▶ Request:
Copy the items between the lines holding "Text: Origin: Origin — [372, 452, 444, 473]" and "y0, x1, y1).", inclusive, swapping "screenshot" for "image" and changing nothing else. Leave the pictures out.

**** Source records ****

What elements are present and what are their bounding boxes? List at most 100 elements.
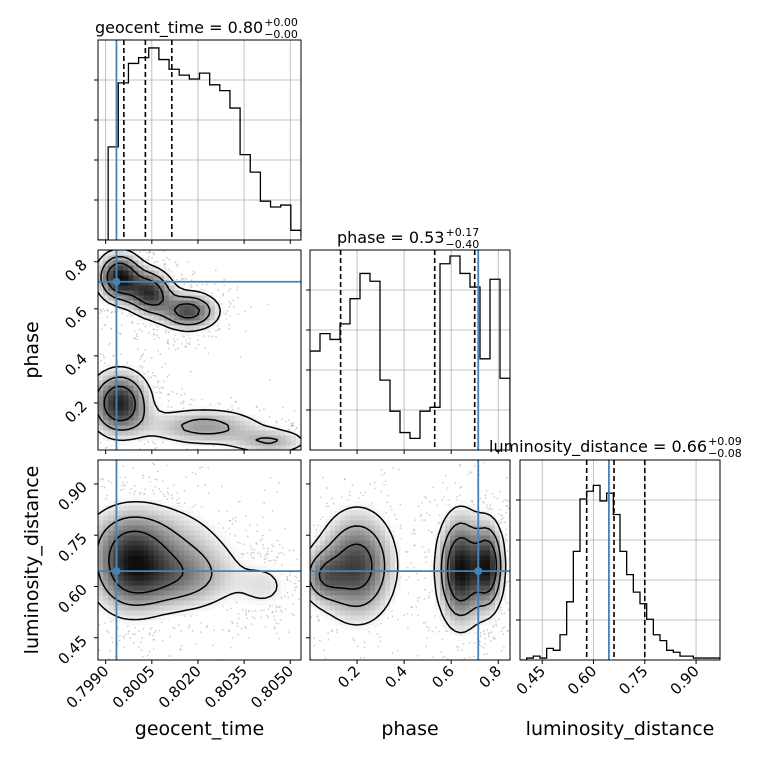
sample-point <box>154 486 157 488</box>
sample-point <box>242 464 244 466</box>
sample-point <box>313 431 315 433</box>
sample-point <box>153 632 156 634</box>
sample-point <box>111 641 114 644</box>
sample-point <box>133 468 135 470</box>
density-cell <box>138 285 145 291</box>
density-cell <box>123 370 129 376</box>
sample-point <box>151 473 153 475</box>
density-cell <box>103 420 109 426</box>
sample-point <box>170 494 173 497</box>
density-cell <box>224 410 231 416</box>
density-cell <box>199 405 206 411</box>
density-cell <box>158 270 165 276</box>
sample-point <box>94 654 96 656</box>
sample-point <box>174 261 177 264</box>
density-cell <box>148 320 155 326</box>
sample-point <box>144 373 147 375</box>
sample-point <box>328 438 330 440</box>
density-cell <box>285 435 292 441</box>
sample-point <box>260 467 262 469</box>
density-cell <box>184 405 190 411</box>
sample-point <box>78 252 80 254</box>
density-cell <box>133 610 140 616</box>
density-cell <box>128 405 135 411</box>
density-cell <box>128 420 135 426</box>
sample-point <box>282 406 285 409</box>
sample-point <box>11 537 13 539</box>
sample-point <box>145 258 148 261</box>
sample-point <box>271 611 274 614</box>
density-cell <box>275 430 282 436</box>
sample-point <box>84 423 86 425</box>
sample-point <box>276 421 278 424</box>
density-cell <box>224 425 231 431</box>
sample-point <box>104 622 106 624</box>
sample-point <box>132 633 135 635</box>
sample-point <box>61 575 63 577</box>
sample-point <box>93 254 95 256</box>
sample-point <box>175 263 178 266</box>
sample-point <box>168 258 171 261</box>
sample-point <box>95 429 97 431</box>
sample-point <box>284 458 286 460</box>
density-cell <box>148 400 155 406</box>
density-cell <box>108 260 114 266</box>
density-cell <box>184 410 190 416</box>
density-cell <box>98 280 104 286</box>
sample-point <box>94 290 96 292</box>
sample-point <box>93 395 95 397</box>
density-cell <box>255 415 261 421</box>
density-cell <box>148 300 155 306</box>
sample-point <box>266 550 269 553</box>
density-cell <box>174 425 180 431</box>
density-cell <box>169 430 175 436</box>
sample-point <box>88 240 90 242</box>
sample-point <box>149 628 152 631</box>
sample-point <box>136 333 138 336</box>
sample-point <box>156 328 159 331</box>
density-cell <box>199 300 206 306</box>
sample-point <box>105 248 107 250</box>
density-cell <box>245 440 251 446</box>
density-cell <box>138 385 145 391</box>
sample-point <box>212 672 214 674</box>
sample-point <box>82 562 84 564</box>
sample-point <box>239 356 242 358</box>
density-cell <box>158 280 165 286</box>
sample-point <box>74 389 76 391</box>
sample-point <box>93 397 95 399</box>
density-cell <box>209 305 216 311</box>
density-cell <box>255 445 261 450</box>
sample-point <box>147 258 150 261</box>
sample-point <box>150 626 153 629</box>
sample-point <box>92 402 94 404</box>
sample-point <box>244 330 247 333</box>
sample-point <box>190 370 192 373</box>
density-cell <box>179 425 185 431</box>
density-cell <box>128 620 135 626</box>
sample-point <box>191 285 193 288</box>
sample-point <box>212 644 214 647</box>
density-cell <box>224 415 231 421</box>
sample-point <box>303 568 305 570</box>
density-cell <box>138 380 145 386</box>
sample-point <box>289 580 292 583</box>
sample-point <box>88 577 90 579</box>
density-cell <box>98 415 104 421</box>
sample-point <box>63 518 65 520</box>
density-cell <box>133 375 140 381</box>
sample-point <box>245 627 247 630</box>
sample-point <box>250 623 253 625</box>
sample-point <box>258 454 260 456</box>
density-cell <box>153 425 160 431</box>
density-cell <box>118 250 124 256</box>
sample-point <box>262 516 264 519</box>
sample-point <box>168 373 171 376</box>
density-cell <box>214 445 221 450</box>
density-cell <box>108 300 114 306</box>
density-cell <box>174 415 180 421</box>
density-cell <box>108 395 114 401</box>
density-cell <box>224 440 231 446</box>
density-cell <box>158 430 165 436</box>
sample-point <box>246 551 249 554</box>
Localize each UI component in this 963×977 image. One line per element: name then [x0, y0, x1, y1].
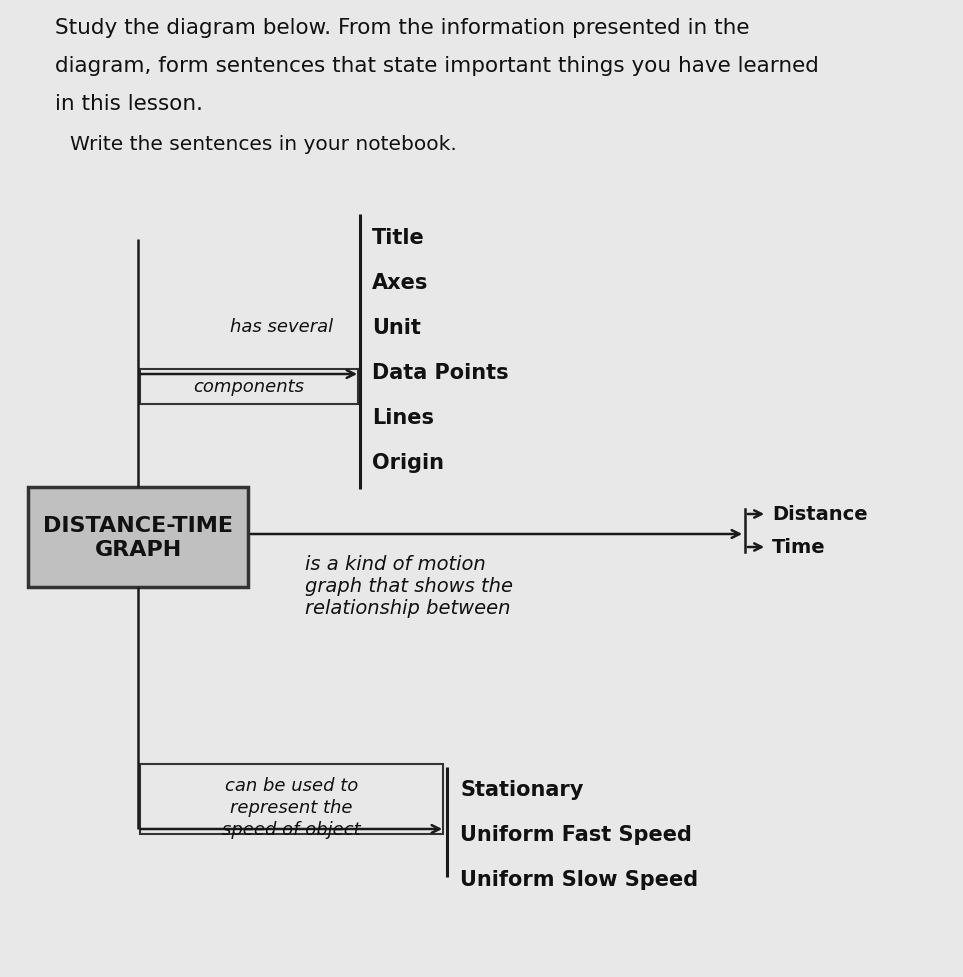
Text: Origin: Origin — [372, 452, 444, 473]
Text: Distance: Distance — [772, 505, 868, 524]
Text: Axes: Axes — [372, 273, 429, 293]
Text: DISTANCE-TIME
GRAPH: DISTANCE-TIME GRAPH — [43, 516, 233, 559]
Text: can be used to: can be used to — [225, 776, 358, 794]
Text: speed of object: speed of object — [222, 820, 361, 838]
Text: Unit: Unit — [372, 318, 421, 338]
Text: Stationary: Stationary — [460, 780, 584, 799]
Text: is a kind of motion
graph that shows the
relationship between: is a kind of motion graph that shows the… — [305, 554, 513, 617]
Text: has several: has several — [230, 318, 333, 336]
Text: Data Points: Data Points — [372, 362, 508, 383]
Text: Uniform Fast Speed: Uniform Fast Speed — [460, 825, 691, 844]
Text: Write the sentences in your notebook.: Write the sentences in your notebook. — [70, 135, 456, 153]
Text: Uniform Slow Speed: Uniform Slow Speed — [460, 870, 698, 889]
Text: Lines: Lines — [372, 407, 434, 428]
Text: Title: Title — [372, 228, 425, 248]
Text: in this lesson.: in this lesson. — [55, 94, 203, 114]
Text: Time: Time — [772, 538, 825, 557]
Text: represent the: represent the — [230, 798, 352, 816]
Text: diagram, form sentences that state important things you have learned: diagram, form sentences that state impor… — [55, 56, 819, 76]
Text: components: components — [194, 378, 304, 396]
Text: Study the diagram below. From the information presented in the: Study the diagram below. From the inform… — [55, 18, 749, 38]
FancyBboxPatch shape — [28, 488, 248, 587]
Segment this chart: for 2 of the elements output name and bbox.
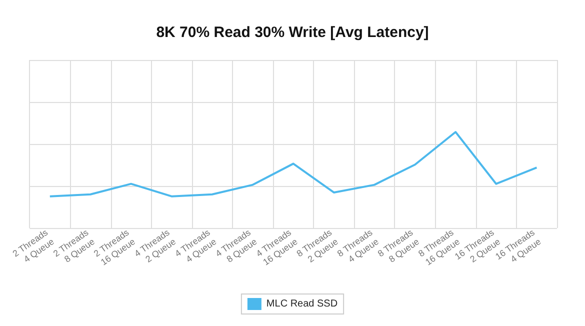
legend-label: MLC Read SSD bbox=[266, 298, 338, 310]
chart-title: 8K 70% Read 30% Write [Avg Latency] bbox=[156, 24, 429, 41]
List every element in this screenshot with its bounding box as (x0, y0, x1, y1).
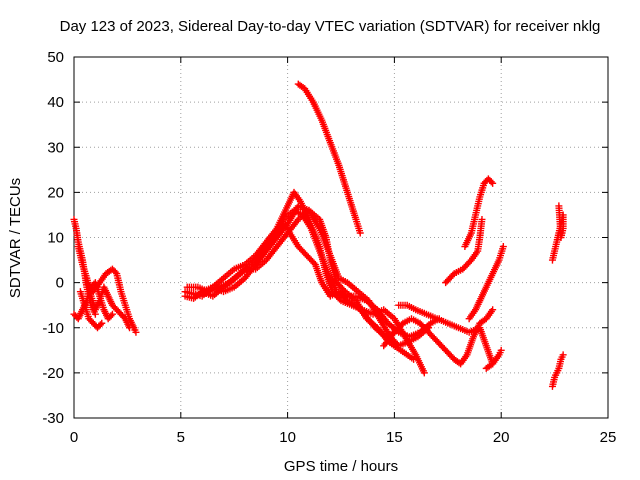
x-tick-label: 15 (386, 429, 403, 446)
data-point (410, 355, 418, 363)
data-series (70, 80, 567, 390)
data-point (96, 321, 104, 329)
y-tick-label: 30 (47, 139, 64, 156)
series-arc-13 (395, 301, 497, 368)
data-point (499, 243, 507, 251)
series-arc-16 (465, 243, 507, 323)
y-tick-label: -30 (42, 410, 64, 427)
y-tick-label: 0 (56, 275, 64, 292)
data-point (420, 369, 428, 377)
data-point (310, 259, 318, 267)
data-point (107, 312, 115, 320)
axes (73, 56, 609, 419)
data-point (489, 306, 497, 314)
series-arc-14 (442, 215, 486, 287)
tick-labels: 0 5 10 15 20 25 -30 -20 -10 0 10 20 30 40 50 (42, 49, 616, 446)
x-axis-label: GPS time / hours (284, 458, 398, 475)
data-point (398, 321, 406, 329)
data-point (489, 179, 497, 187)
y-tick-label: -20 (42, 365, 64, 382)
y-axis-label: SDTVAR / TECUs (7, 178, 24, 298)
data-point (336, 295, 344, 303)
series-arc-12 (380, 306, 497, 368)
series-arc-17 (482, 346, 505, 372)
data-point (497, 346, 505, 354)
data-point (111, 268, 119, 276)
x-tick-label: 25 (600, 429, 617, 446)
series-arc-10 (252, 220, 398, 341)
data-point (98, 319, 106, 327)
x-tick-label: 5 (177, 429, 185, 446)
data-point (126, 324, 134, 332)
y-tick-label: 20 (47, 184, 64, 201)
data-point (555, 202, 563, 210)
series-arc-11 (294, 80, 364, 237)
y-tick-label: 10 (47, 230, 64, 247)
x-tick-label: 10 (279, 429, 296, 446)
y-tick-label: 40 (47, 94, 64, 111)
series-arc-5 (74, 243, 134, 332)
data-point (449, 271, 457, 279)
y-tick-label: -10 (42, 320, 64, 337)
data-point (487, 178, 495, 186)
data-point (108, 310, 116, 318)
series-arc-18 (548, 202, 567, 264)
grid-lines (74, 57, 608, 418)
data-point (356, 229, 364, 237)
data-point (342, 295, 350, 303)
series-arc-3 (76, 288, 106, 332)
chart-title: Day 123 of 2023, Sidereal Day-to-day VTE… (59, 18, 601, 35)
data-point (132, 328, 140, 336)
y-tick-label: 50 (47, 49, 64, 66)
x-tick-label: 20 (493, 429, 510, 446)
data-point (559, 351, 567, 359)
series-arc-8 (183, 206, 443, 341)
series-arc-15 (461, 175, 497, 251)
series-arc-19 (548, 351, 567, 390)
data-point (478, 215, 486, 223)
x-tick-label: 0 (70, 429, 78, 446)
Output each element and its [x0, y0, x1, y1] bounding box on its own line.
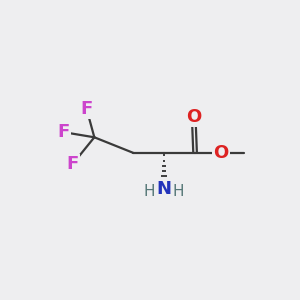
- Text: O: O: [213, 144, 229, 162]
- Text: F: F: [57, 123, 70, 141]
- Text: H: H: [143, 184, 155, 199]
- Text: F: F: [80, 100, 93, 118]
- Text: H: H: [172, 184, 184, 199]
- Text: O: O: [186, 108, 201, 126]
- Text: N: N: [157, 180, 172, 198]
- Text: F: F: [66, 155, 79, 173]
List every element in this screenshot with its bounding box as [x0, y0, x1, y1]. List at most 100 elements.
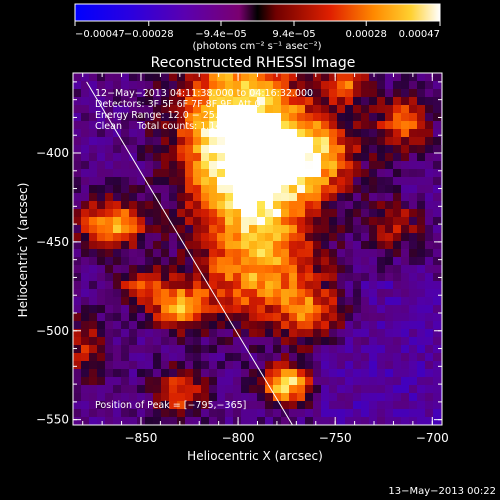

****

▶ Solution:
Text: Origin: Origin — [372, 452, 444, 473]
Text: Distance: Distance — [772, 505, 868, 524]
Text: Axes: Axes — [372, 273, 429, 293]
Text: DISTANCE-TIME
GRAPH: DISTANCE-TIME GRAPH — [43, 516, 233, 559]
Text: can be used to: can be used to — [225, 776, 358, 794]
Text: speed of object: speed of object — [222, 820, 361, 838]
Text: Unit: Unit — [372, 318, 421, 338]
Text: Stationary: Stationary — [460, 780, 584, 799]
Text: is a kind of motion
graph that shows the
relationship between: is a kind of motion graph that shows the… — [305, 554, 513, 617]
Text: has several: has several — [230, 318, 333, 336]
Text: Data Points: Data Points — [372, 362, 508, 383]
Text: Uniform Fast Speed: Uniform Fast Speed — [460, 825, 691, 844]
Text: Write the sentences in your notebook.: Write the sentences in your notebook. — [70, 135, 456, 153]
Text: Uniform Slow Speed: Uniform Slow Speed — [460, 870, 698, 889]
Text: Lines: Lines — [372, 407, 434, 428]
Text: Title: Title — [372, 228, 425, 248]
Text: in this lesson.: in this lesson. — [55, 94, 203, 114]
Text: Time: Time — [772, 538, 825, 557]
Text: represent the: represent the — [230, 798, 352, 816]
Text: diagram, form sentences that state important things you have learned: diagram, form sentences that state impor… — [55, 56, 819, 76]
Text: components: components — [194, 378, 304, 396]
Text: Study the diagram below. From the information presented in the: Study the diagram below. From the inform… — [55, 18, 749, 38]
FancyBboxPatch shape — [28, 488, 248, 587]
Segment this chart: for 2 of the elements output name and bbox.
legend-label: MLC Read SSD bbox=[266, 298, 338, 310]
chart-title: 8K 70% Read 30% Write [Avg Latency] bbox=[156, 24, 429, 41]
List every element in this image with its bounding box as (x0, y0, x1, y1).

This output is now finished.